■ **Exercise text**:
::::::::

They definitely were aggressive bassads....I will stand behind Don....LOL


----------



## Bob Scott (Mar 30, 2006)

They commented on loosing 11-12 dogs to this one hog. Said It could really use it's teeth on a dog. One man also commented that someone in the area had gone to Europe and brought back a few hogs and they thought he turned them loose in that area.
They finally got the dog killer and he thought it may have been pure Russian boar.


----------



## Shane Woodlief (Sep 9, 2009)

I never cease to be amazed at the whole new level of stupid that people that people can rise to. 

Turning loose feral boar! Stupid


----------



## Guest (Jul 17, 2010)

Timothy Stacy said:


> I'd really like to go hog hunting!


Um, I believe I mentioned a November slaughter fest.


----------



## Shane Woodlief (Sep 9, 2009)

Steven Lepic said:


> Um, I believe I mentioned a November slaughter fest.


For the guys that love boar hunting - Should stop cowering behind their dogs! 

Go get 'em mighty hunters


----------



## Howard Knauf (May 10, 2008)

Yea, hog hunting can be exiting. In Georgia a few years ago I shot a 250 lb sow with my bow. She was with a group of about 15 others. I gave her a half hour then started tracking her right at dark. I found the lot of them waiting for me in chest high grass.  I never ran so fast, and climbed a post oak so quick in my life! You know your s**t is weak when your feet are tingling as you run like hell and your feet never seem to touch the ground. 

My hunting partner found me clinging to this little oak and laughed his ass off. We tracked her again and found my arrow. It appeared she had reached back and pulled it out with her teeth. Nasty critters. Once we hit the swamp we lost the trail. I HATE leaving a wounded animal in the woods but was almost glad we lost the trail cause it was pitch black, wet, and mosquito city in there. Worst thing was...there were no climbable trees!


----------



## Tyree Johnson (Jun 21, 2010)

Howard Knauf said:


> Yea, hog hunting can be exiting. In Georgia a few years ago I shot a 250 lb sow with my bow. She was with a group of about 15 others. I gave her a half hour then started tracking her right at dark. I found the lot of them waiting for me in chest high grass. I never ran so fast, and climbed a post oak so quick in my life! You know your s**t is weak when your feet are tingling as you run like hell and your feet never seem to touch the ground.
> 
> My hunting partner found me clinging to this little oak and laughed his ass off. We tracked her again and found my arrow. It appeared she had reached back and pulled it out with her teeth. Nasty critters. Once we hit the swamp we lost the trail. I HATE leaving a wounded animal in the woods but was almost glad we lost the trail cause it was pitch black, wet, and mosquito city in there. Worst thing was...there were no climbable trees!


so the rest stuck around to defend the injured hog? i would of hauled ass too! hog hunting does sound exciting ... i might have to take a road trip somewhere to check this out! i need a gun and like 50 dogs though! lol


----------



## Carol Boche (May 13, 2007)

Tyree Johnson said:


> i need a gun and like 50 dogs though! lol


50 dogs maybe....but only a few good Airedales....:lol::lol::lol:


----------



## Don Turnipseed (Oct 8, 2006)

::::::::

■ **Data extract**:
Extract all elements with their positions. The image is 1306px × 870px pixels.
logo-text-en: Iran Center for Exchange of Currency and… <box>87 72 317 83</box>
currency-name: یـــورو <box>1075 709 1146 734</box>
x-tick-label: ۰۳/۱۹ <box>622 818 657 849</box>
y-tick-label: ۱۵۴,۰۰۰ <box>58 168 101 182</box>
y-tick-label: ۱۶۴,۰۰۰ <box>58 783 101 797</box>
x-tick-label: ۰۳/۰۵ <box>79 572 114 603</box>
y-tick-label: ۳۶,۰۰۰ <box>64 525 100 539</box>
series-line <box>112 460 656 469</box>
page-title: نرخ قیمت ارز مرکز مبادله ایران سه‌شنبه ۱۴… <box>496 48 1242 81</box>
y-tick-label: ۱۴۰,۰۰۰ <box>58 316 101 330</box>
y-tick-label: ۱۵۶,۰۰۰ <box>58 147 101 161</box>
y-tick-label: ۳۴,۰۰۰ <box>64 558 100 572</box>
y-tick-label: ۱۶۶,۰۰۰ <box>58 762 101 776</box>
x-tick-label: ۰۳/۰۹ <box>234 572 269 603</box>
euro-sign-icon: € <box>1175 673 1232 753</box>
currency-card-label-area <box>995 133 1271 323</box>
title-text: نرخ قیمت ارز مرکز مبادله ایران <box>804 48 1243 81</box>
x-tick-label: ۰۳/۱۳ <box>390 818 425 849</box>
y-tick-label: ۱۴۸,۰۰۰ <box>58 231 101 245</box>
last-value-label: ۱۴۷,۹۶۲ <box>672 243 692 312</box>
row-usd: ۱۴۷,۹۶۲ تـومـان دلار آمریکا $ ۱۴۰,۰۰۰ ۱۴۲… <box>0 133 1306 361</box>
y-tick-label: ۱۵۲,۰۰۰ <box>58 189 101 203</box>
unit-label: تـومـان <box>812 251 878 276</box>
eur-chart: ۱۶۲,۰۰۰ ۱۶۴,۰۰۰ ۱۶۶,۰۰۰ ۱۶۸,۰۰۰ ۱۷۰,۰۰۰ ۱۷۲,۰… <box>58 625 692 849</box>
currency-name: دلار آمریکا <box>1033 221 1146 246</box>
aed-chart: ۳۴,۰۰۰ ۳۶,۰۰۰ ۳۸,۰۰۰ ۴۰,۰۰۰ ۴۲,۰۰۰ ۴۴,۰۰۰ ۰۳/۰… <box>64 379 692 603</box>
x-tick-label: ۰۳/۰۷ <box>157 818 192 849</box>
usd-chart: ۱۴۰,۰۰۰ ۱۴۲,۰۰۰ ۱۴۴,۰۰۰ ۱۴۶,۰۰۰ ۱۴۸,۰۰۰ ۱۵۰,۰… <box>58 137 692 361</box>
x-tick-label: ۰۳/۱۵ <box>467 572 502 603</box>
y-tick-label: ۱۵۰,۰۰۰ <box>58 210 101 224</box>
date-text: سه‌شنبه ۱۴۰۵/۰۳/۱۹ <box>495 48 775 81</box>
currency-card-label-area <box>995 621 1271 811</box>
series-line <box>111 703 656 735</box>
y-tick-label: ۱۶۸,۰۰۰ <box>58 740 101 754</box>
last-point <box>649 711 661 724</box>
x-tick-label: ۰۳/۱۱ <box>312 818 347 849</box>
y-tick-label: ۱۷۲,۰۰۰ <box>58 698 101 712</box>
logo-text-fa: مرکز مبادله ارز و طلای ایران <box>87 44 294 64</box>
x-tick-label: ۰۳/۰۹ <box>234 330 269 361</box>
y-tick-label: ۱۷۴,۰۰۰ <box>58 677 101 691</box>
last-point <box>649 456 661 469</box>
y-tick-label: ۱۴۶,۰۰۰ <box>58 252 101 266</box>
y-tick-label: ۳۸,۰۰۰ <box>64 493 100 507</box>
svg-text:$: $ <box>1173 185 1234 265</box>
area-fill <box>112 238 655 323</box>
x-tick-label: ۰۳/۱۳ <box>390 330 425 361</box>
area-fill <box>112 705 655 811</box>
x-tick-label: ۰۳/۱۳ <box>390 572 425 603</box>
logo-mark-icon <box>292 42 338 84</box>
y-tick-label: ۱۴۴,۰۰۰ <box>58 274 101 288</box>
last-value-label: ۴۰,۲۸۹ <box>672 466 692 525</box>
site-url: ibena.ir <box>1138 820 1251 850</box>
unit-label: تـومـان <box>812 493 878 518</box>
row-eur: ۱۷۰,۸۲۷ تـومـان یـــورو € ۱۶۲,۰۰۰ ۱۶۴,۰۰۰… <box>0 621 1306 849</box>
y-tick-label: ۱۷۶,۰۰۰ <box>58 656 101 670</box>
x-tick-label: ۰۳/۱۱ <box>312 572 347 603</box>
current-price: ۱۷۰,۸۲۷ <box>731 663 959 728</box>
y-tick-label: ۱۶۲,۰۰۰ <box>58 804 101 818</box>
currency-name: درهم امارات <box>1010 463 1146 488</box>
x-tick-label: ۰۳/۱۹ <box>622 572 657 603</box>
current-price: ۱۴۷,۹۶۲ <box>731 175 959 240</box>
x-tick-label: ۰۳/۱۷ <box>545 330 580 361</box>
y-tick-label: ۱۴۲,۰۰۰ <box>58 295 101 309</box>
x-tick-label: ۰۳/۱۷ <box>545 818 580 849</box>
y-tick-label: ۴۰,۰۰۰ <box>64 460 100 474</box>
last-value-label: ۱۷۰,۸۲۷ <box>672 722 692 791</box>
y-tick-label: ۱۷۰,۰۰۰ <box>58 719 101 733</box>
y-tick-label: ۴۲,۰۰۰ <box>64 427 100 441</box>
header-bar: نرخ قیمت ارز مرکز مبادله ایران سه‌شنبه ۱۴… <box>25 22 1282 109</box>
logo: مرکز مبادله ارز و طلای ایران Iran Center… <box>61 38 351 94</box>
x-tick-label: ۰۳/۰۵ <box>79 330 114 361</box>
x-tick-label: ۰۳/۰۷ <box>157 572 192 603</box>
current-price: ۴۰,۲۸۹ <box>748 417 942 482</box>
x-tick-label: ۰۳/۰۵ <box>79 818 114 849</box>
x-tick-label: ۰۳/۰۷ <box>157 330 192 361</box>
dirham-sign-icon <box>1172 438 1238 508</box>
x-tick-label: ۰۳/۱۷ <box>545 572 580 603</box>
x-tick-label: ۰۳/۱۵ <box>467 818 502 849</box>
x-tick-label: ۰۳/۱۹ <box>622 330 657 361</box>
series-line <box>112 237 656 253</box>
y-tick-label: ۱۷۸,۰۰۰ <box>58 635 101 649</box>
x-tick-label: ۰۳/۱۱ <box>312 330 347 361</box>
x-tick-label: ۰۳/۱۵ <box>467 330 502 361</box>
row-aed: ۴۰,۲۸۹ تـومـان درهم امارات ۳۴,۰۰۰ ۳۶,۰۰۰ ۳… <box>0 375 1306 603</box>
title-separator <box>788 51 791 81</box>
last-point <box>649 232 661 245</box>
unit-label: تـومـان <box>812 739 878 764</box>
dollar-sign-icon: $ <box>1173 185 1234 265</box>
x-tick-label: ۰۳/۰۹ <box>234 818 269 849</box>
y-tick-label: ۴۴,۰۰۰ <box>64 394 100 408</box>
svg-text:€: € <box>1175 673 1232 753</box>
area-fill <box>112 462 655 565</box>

::::::::

■ **The problem**:
Answer these questions about the hog hunting thread:
1. How many dogs did Bob Scott say were lost to a single hog?
2. What kind of tree did Howard Knauf climb after finding the group waiting in the grass?
3. Which breed of dog does Carol Boche name?
Work from the text alone.

■ **Exercise solution**:
1. 11-12 dogs
2. A post oak
3. Airedales